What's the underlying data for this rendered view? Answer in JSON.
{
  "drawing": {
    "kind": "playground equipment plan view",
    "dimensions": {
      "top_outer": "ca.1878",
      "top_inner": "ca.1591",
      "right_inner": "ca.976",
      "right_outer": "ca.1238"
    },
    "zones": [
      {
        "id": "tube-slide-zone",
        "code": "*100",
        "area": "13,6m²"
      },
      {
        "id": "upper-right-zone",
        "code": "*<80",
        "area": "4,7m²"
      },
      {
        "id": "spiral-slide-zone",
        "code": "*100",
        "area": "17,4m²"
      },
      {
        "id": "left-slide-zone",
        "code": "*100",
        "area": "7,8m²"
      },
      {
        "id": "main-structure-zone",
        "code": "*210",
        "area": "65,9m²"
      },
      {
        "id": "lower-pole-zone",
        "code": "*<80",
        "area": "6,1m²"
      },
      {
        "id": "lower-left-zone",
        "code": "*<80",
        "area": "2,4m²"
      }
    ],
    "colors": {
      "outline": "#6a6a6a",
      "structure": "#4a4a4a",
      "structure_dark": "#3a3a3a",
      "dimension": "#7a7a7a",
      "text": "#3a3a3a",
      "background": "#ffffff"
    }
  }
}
○ ○ ○ ○ ○
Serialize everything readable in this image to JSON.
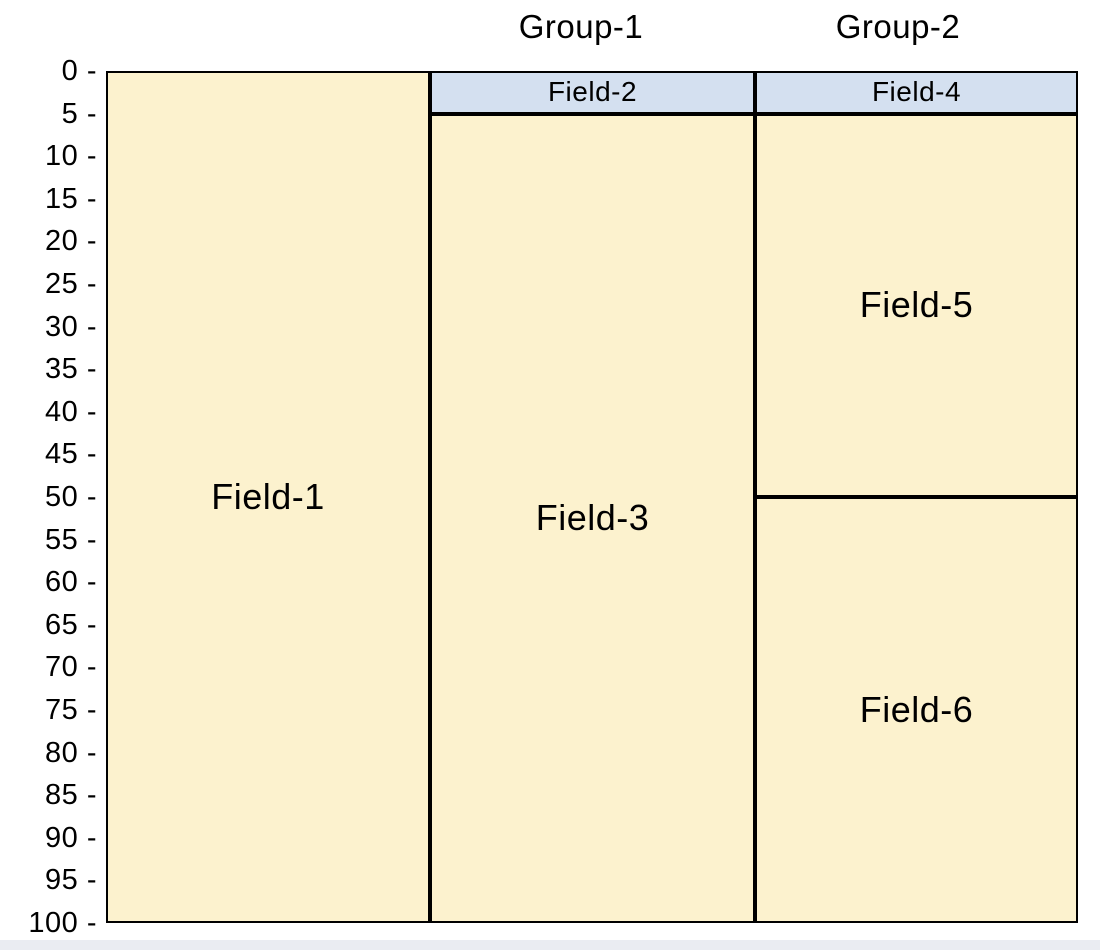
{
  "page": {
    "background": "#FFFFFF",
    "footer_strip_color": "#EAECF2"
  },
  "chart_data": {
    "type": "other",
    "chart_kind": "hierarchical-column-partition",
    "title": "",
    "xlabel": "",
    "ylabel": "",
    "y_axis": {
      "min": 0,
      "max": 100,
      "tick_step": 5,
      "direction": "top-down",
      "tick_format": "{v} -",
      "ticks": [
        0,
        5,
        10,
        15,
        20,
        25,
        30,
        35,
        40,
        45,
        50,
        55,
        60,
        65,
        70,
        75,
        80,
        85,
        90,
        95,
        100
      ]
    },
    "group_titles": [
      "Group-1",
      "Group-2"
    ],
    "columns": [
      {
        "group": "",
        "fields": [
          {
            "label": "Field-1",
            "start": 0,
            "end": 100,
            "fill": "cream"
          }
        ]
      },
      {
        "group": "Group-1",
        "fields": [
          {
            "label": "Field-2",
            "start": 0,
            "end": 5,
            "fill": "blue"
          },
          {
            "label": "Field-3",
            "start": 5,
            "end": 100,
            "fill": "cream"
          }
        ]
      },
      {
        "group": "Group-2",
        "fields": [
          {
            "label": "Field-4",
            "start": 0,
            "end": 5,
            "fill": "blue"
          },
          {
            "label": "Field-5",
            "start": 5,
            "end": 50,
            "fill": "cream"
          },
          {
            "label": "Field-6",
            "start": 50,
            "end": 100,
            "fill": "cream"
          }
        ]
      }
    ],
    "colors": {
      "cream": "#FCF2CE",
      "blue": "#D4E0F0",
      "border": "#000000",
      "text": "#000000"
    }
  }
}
○ ○ ○ ○ ○
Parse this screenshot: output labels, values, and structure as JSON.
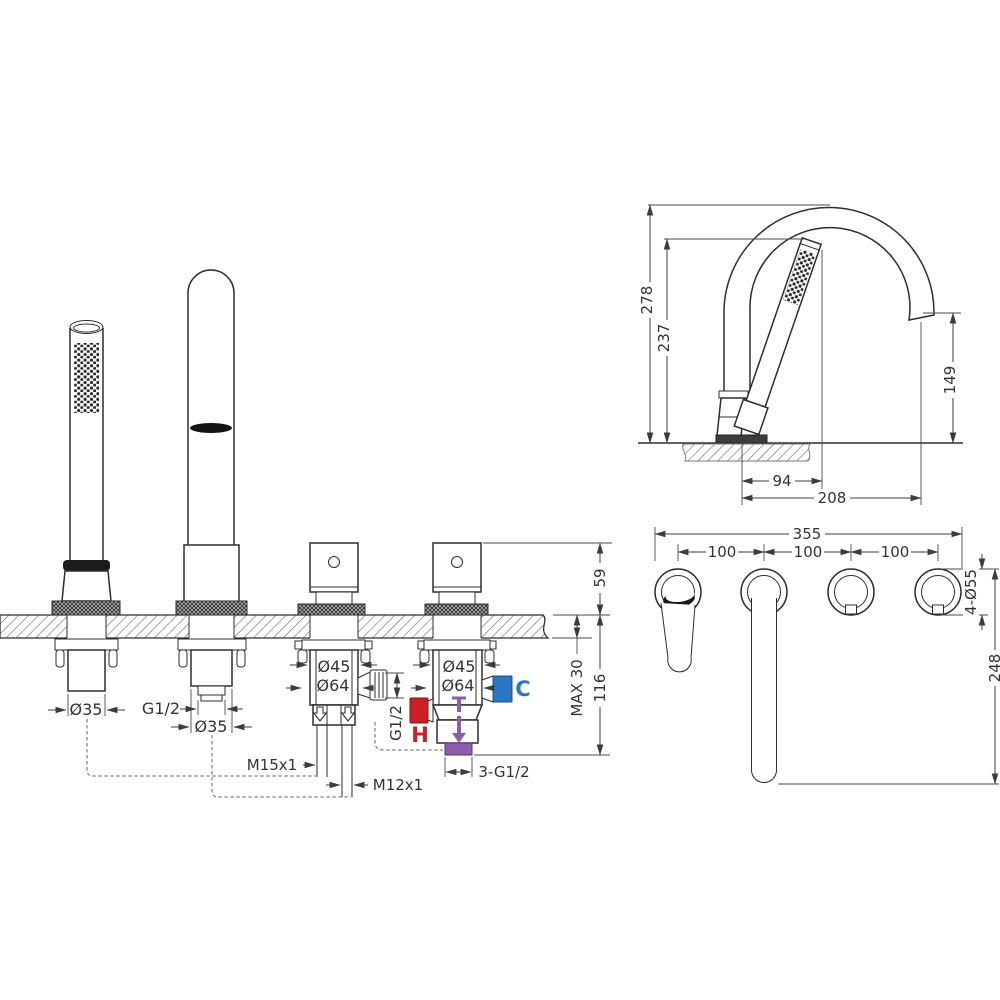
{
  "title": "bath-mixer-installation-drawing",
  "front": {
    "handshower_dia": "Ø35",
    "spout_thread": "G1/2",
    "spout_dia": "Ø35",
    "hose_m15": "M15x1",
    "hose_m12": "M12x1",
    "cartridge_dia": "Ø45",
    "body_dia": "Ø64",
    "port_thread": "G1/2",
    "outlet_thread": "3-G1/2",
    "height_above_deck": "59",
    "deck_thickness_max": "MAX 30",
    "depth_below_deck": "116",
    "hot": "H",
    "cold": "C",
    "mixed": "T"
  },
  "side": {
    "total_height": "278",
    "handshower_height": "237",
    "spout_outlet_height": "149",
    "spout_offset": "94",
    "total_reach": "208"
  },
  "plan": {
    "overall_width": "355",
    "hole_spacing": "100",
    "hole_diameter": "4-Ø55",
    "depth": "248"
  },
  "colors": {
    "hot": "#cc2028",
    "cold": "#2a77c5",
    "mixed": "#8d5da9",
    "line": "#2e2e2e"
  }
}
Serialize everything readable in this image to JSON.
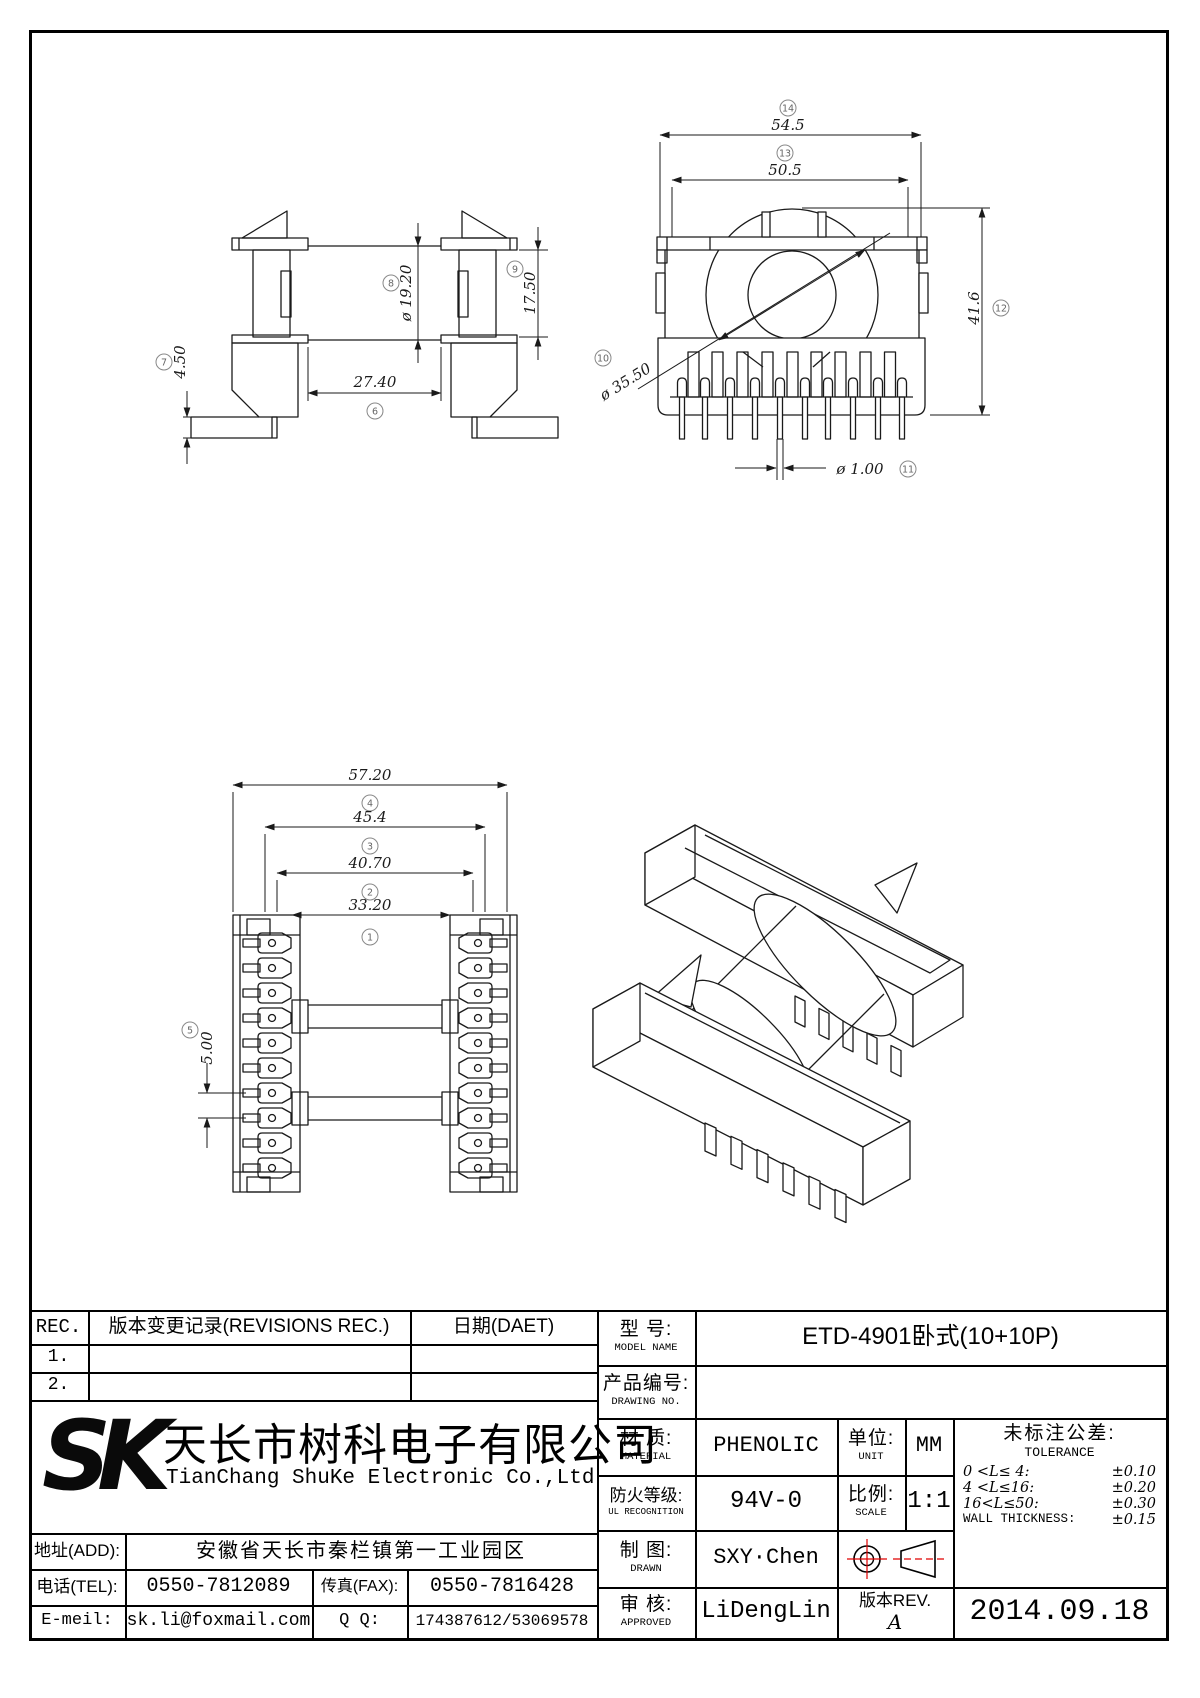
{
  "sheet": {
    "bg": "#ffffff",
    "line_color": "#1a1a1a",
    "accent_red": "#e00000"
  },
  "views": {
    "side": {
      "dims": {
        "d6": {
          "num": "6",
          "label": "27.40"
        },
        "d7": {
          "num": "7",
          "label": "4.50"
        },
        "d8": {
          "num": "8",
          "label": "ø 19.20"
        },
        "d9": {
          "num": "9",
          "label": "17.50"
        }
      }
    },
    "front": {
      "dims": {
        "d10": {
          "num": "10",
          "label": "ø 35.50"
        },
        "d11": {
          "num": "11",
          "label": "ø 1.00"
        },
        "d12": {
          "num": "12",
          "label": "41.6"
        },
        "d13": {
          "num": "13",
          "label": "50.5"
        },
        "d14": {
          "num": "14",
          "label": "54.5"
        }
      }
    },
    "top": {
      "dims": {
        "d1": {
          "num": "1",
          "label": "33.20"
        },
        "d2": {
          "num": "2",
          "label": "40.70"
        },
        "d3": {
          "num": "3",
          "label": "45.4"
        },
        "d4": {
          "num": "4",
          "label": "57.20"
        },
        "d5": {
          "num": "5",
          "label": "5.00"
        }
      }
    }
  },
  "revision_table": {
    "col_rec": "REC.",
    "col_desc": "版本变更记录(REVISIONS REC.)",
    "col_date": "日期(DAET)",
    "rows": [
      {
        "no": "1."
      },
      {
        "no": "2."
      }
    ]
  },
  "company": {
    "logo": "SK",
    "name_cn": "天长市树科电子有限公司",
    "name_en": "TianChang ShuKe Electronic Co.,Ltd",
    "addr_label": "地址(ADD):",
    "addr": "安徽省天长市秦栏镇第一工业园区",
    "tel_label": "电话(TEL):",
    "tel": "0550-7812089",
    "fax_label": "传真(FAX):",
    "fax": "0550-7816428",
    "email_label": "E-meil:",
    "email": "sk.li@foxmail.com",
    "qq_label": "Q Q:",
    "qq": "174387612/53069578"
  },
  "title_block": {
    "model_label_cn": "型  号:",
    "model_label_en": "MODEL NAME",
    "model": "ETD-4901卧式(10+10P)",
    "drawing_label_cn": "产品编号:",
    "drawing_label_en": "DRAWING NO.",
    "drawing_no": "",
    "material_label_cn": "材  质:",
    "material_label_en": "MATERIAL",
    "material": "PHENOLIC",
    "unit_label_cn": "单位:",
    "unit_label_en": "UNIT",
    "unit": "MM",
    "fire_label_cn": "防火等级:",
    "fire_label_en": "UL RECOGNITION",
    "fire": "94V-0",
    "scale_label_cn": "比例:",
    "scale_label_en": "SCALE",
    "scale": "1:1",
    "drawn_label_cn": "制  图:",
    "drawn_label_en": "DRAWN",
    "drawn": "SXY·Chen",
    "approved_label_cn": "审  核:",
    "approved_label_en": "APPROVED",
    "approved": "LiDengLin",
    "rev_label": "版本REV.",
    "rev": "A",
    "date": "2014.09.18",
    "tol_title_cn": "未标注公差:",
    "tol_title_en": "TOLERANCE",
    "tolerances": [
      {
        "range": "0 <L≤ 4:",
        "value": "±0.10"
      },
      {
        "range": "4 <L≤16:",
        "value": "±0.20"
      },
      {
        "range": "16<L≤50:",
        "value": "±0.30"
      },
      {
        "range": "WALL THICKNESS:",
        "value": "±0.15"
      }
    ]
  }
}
○ ○ ○ ○ ○
## GOAL
Pull out and copy each line containing the string "JSON".

## RESULT OF THIS TASK
What's the underlying data for this rendered view? Answer in JSON.
Serialize everything readable in this image to JSON.
Parse this screenshot: output labels, values, and structure as JSON.
Serialize everything readable in this image to JSON.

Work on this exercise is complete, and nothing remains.